Requirements: The entire listing is to be repeated verbatim.

Data:
_____

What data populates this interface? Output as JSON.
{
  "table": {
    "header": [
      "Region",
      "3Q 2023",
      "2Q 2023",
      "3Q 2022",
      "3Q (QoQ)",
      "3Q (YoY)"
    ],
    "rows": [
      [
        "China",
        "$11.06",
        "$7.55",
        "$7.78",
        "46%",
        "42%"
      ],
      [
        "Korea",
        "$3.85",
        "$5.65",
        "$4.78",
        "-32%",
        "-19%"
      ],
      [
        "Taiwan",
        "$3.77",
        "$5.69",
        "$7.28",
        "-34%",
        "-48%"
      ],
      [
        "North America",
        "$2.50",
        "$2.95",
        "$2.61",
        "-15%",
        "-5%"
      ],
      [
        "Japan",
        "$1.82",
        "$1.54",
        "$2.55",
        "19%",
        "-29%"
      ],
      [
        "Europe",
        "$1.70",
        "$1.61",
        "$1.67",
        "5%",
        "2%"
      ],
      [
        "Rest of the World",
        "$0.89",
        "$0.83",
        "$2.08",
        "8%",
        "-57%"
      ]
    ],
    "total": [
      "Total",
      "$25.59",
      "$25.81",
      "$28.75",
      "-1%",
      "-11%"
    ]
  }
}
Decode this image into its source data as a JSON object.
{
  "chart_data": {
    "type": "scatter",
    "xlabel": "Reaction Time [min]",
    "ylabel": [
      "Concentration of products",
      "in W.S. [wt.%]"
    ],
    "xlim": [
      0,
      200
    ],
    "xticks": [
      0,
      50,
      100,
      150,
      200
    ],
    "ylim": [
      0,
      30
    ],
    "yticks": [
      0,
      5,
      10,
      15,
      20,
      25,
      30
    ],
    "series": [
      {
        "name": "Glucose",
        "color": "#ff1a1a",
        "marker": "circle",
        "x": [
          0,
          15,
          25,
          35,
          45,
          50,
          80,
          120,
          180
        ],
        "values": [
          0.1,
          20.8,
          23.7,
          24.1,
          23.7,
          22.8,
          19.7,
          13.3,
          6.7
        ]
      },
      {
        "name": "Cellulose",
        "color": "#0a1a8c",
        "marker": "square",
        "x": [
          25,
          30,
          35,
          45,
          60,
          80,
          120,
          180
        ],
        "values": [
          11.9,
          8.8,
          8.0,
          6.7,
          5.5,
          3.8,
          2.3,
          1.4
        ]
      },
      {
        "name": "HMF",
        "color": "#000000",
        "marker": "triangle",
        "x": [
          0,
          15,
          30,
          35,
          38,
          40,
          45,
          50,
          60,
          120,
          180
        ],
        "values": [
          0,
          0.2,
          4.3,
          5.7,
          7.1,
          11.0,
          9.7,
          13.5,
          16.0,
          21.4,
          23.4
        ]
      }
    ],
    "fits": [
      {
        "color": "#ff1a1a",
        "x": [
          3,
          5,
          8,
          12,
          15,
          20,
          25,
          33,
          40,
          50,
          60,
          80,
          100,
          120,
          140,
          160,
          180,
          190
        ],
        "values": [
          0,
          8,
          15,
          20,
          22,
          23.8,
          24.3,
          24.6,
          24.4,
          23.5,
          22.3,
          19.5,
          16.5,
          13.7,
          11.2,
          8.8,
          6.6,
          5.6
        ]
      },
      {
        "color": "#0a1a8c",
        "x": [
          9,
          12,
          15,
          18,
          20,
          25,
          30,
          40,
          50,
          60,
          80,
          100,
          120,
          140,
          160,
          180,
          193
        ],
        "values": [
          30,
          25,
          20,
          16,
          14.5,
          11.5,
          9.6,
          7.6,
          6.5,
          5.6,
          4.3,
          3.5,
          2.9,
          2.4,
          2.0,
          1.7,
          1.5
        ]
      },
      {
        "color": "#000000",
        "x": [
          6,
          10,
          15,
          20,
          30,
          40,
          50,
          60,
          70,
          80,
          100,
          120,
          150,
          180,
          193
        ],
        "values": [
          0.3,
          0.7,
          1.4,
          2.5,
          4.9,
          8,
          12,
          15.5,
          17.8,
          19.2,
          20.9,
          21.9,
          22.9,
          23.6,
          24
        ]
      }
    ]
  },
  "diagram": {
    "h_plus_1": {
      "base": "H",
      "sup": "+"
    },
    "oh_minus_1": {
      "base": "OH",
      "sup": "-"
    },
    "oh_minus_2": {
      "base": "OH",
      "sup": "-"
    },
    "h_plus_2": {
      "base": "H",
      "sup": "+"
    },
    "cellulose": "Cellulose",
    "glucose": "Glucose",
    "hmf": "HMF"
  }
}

_____

Task result:
What data populates this interface? Output as JSON.
{
  "table": {
    "header": [
      "Region",
      "3Q 2023",
      "2Q 2023",
      "3Q 2022",
      "3Q (QoQ)",
      "3Q (YoY)"
    ],
    "rows": [
      [
        "China",
        "$11.06",
        "$7.55",
        "$7.78",
        "46%",
        "42%"
      ],
      [
        "Korea",
        "$3.85",
        "$5.65",
        "$4.78",
        "-32%",
        "-19%"
      ],
      [
        "Taiwan",
        "$3.77",
        "$5.69",
        "$7.28",
        "-34%",
        "-48%"
      ],
      [
        "North America",
        "$2.50",
        "$2.95",
        "$2.61",
        "-15%",
        "-5%"
      ],
      [
        "Japan",
        "$1.82",
        "$1.54",
        "$2.55",
        "19%",
        "-29%"
      ],
      [
        "Europe",
        "$1.70",
        "$1.61",
        "$1.67",
        "5%",
        "2%"
      ],
      [
        "Rest of the World",
        "$0.89",
        "$0.83",
        "$2.08",
        "8%",
        "-57%"
      ]
    ],
    "total": [
      "Total",
      "$25.59",
      "$25.81",
      "$28.75",
      "-1%",
      "-11%"
    ]
  }
}
Decode this image into its source data as a JSON object.
{
  "chart_data": {
    "type": "scatter",
    "xlabel": "Reaction Time [min]",
    "ylabel": [
      "Concentration of products",
      "in W.S. [wt.%]"
    ],
    "xlim": [
      0,
      200
    ],
    "xticks": [
      0,
      50,
      100,
      150,
      200
    ],
    "ylim": [
      0,
      30
    ],
    "yticks": [
      0,
      5,
      10,
      15,
      20,
      25,
      30
    ],
    "series": [
      {
        "name": "Glucose",
        "color": "#ff1a1a",
        "marker": "circle",
        "x": [
          0,
          15,
          25,
          35,
          45,
          50,
          80,
          120,
          180
        ],
        "values": [
          0.1,
          20.8,
          23.7,
          24.1,
          23.7,
          22.8,
          19.7,
          13.3,
          6.7
        ]
      },
      {
        "name": "Cellulose",
        "color": "#0a1a8c",
        "marker": "square",
        "x": [
          25,
          30,
          35,
          45,
          60,
          80,
          120,
          180
        ],
        "values": [
          11.9,
          8.8,
          8.0,
          6.7,
          5.5,
          3.8,
          2.3,
          1.4
        ]
      },
      {
        "name": "HMF",
        "color": "#000000",
        "marker": "triangle",
        "x": [
          0,
          15,
          30,
          35,
          38,
          40,
          45,
          50,
          60,
          120,
          180
        ],
        "values": [
          0,
          0.2,
          4.3,
          5.7,
          7.1,
          11.0,
          9.7,
          13.5,
          16.0,
          21.4,
          23.4
        ]
      }
    ],
    "fits": [
      {
        "color": "#ff1a1a",
        "x": [
          3,
          5,
          8,
          12,
          15,
          20,
          25,
          33,
          40,
          50,
          60,
          80,
          100,
          120,
          140,
          160,
          180,
          190
        ],
        "values": [
          0,
          8,
          15,
          20,
          22,
          23.8,
          24.3,
          24.6,
          24.4,
          23.5,
          22.3,
          19.5,
          16.5,
          13.7,
          11.2,
          8.8,
          6.6,
          5.6
        ]
      },
      {
        "color": "#0a1a8c",
        "x": [
          9,
          12,
          15,
          18,
          20,
          25,
          30,
          40,
          50,
          60,
          80,
          100,
          120,
          140,
          160,
          180,
          193
        ],
        "values": [
          30,
          25,
          20,
          16,
          14.5,
          11.5,
          9.6,
          7.6,
          6.5,
          5.6,
          4.3,
          3.5,
          2.9,
          2.4,
          2.0,
          1.7,
          1.5
        ]
      },
      {
        "color": "#000000",
        "x": [
          6,
          10,
          15,
          20,
          30,
          40,
          50,
          60,
          70,
          80,
          100,
          120,
          150,
          180,
          193
        ],
        "values": [
          0.3,
          0.7,
          1.4,
          2.5,
          4.9,
          8,
          12,
          15.5,
          17.8,
          19.2,
          20.9,
          21.9,
          22.9,
          23.6,
          24
        ]
      }
    ]
  },
  "diagram": {
    "h_plus_1": {
      "base": "H",
      "sup": "+"
    },
    "oh_minus_1": {
      "base": "OH",
      "sup": "-"
    },
    "oh_minus_2": {
      "base": "OH",
      "sup": "-"
    },
    "h_plus_2": {
      "base": "H",
      "sup": "+"
    },
    "cellulose": "Cellulose",
    "glucose": "Glucose",
    "hmf": "HMF"
  }
}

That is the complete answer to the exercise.